RECORDS SHOWN:
^^^^^^^^^^^^^^^^

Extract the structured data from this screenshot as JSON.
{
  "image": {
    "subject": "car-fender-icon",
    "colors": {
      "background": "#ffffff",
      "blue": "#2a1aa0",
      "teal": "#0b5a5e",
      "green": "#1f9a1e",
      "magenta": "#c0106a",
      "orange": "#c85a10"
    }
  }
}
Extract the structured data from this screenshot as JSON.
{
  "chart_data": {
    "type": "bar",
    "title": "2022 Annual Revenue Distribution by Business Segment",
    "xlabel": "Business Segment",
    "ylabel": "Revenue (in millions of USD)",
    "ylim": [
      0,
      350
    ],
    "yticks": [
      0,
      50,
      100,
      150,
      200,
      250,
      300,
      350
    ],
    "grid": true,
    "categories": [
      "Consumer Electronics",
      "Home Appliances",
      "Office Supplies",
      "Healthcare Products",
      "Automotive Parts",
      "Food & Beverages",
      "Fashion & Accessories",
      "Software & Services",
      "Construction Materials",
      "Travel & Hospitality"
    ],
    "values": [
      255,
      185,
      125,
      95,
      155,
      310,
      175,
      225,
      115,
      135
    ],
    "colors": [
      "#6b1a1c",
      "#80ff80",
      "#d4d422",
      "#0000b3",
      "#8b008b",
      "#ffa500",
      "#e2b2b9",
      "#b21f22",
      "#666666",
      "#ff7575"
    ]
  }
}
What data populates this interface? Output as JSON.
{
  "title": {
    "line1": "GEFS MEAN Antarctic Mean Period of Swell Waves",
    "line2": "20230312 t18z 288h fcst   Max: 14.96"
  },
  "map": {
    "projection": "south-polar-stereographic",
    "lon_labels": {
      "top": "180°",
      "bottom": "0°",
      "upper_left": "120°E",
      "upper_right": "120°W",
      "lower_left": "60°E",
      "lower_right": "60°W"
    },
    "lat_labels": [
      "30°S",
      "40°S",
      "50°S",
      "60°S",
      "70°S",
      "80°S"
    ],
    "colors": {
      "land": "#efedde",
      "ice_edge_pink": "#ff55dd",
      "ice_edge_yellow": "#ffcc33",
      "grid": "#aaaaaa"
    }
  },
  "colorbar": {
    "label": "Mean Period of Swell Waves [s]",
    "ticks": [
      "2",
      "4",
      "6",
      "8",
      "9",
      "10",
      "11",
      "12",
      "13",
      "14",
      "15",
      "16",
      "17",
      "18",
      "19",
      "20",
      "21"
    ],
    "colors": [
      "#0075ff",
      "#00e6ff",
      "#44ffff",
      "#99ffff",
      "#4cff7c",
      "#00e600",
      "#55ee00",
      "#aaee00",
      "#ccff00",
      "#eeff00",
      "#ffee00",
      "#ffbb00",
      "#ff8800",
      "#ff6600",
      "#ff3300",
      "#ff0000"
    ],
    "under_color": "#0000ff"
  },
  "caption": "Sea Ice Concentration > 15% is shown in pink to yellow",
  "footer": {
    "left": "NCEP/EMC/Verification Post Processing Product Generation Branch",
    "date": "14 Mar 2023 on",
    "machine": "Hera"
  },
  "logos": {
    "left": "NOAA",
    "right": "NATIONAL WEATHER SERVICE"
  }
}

^^^^^^^^^^^^^^^^

DESCRIPTION OF THE TASK: Collect each line holding the string "Segment".

WRITTEN SOLUTION:
    "title": "2022 Annual Revenue Distribution by Business Segment",
    "xlabel": "Business Segment",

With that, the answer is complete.